• WHAT THIS TASK INVOLVES:
Extract each line of the records below that contains the word "爱岗敬业".

(Collected data)
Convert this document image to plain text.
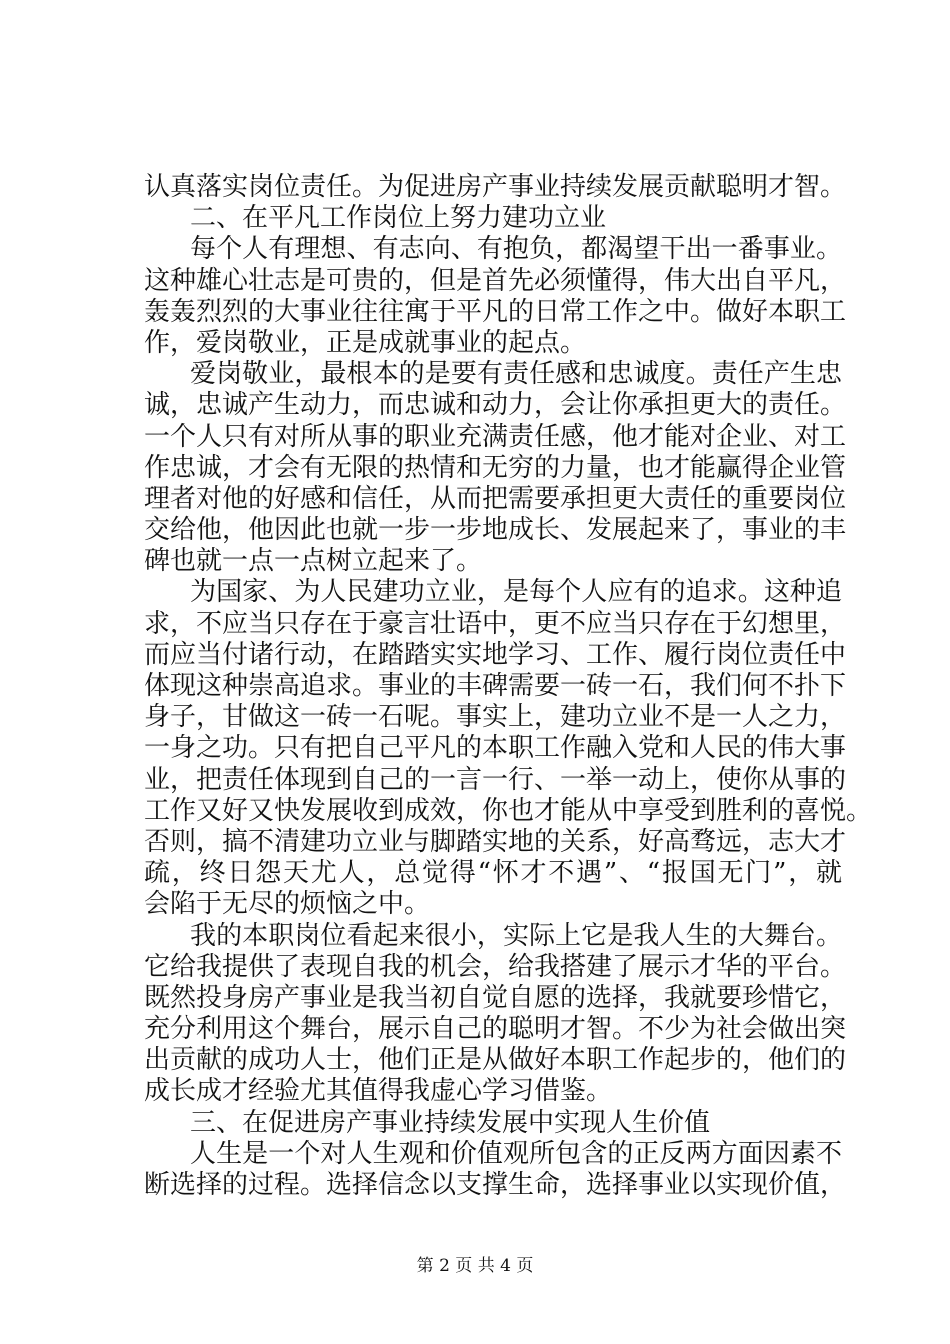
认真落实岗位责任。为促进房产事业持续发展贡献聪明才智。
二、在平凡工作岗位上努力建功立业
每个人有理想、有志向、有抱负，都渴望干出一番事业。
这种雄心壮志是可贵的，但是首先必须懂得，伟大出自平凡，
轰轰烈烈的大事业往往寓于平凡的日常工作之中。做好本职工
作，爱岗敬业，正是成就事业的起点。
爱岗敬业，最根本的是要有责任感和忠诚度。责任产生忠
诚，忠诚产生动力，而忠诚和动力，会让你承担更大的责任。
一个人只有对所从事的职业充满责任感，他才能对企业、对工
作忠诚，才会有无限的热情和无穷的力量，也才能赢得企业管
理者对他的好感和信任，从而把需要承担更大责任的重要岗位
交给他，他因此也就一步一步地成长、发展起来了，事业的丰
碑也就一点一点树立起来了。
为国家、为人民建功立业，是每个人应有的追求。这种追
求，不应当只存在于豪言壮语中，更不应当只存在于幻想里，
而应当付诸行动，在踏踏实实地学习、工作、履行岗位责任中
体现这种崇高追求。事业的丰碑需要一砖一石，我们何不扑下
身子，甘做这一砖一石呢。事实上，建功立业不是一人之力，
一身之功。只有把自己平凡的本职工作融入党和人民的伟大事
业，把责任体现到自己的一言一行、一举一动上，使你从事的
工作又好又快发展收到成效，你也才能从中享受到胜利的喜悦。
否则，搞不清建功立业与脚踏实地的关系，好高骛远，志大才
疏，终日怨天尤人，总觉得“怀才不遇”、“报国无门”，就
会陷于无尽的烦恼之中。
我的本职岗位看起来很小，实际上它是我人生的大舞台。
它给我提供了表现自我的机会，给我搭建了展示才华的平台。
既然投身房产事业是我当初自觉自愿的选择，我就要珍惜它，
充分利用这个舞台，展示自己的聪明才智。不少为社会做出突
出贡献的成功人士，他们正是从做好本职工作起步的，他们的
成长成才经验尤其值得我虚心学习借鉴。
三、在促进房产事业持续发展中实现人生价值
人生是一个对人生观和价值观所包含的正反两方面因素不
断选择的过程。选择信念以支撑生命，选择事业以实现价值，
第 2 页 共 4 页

• TASK SOLUTION:
作，爱岗敬业，正是成就事业的起点。
爱岗敬业，最根本的是要有责任感和忠诚度。责任产生忠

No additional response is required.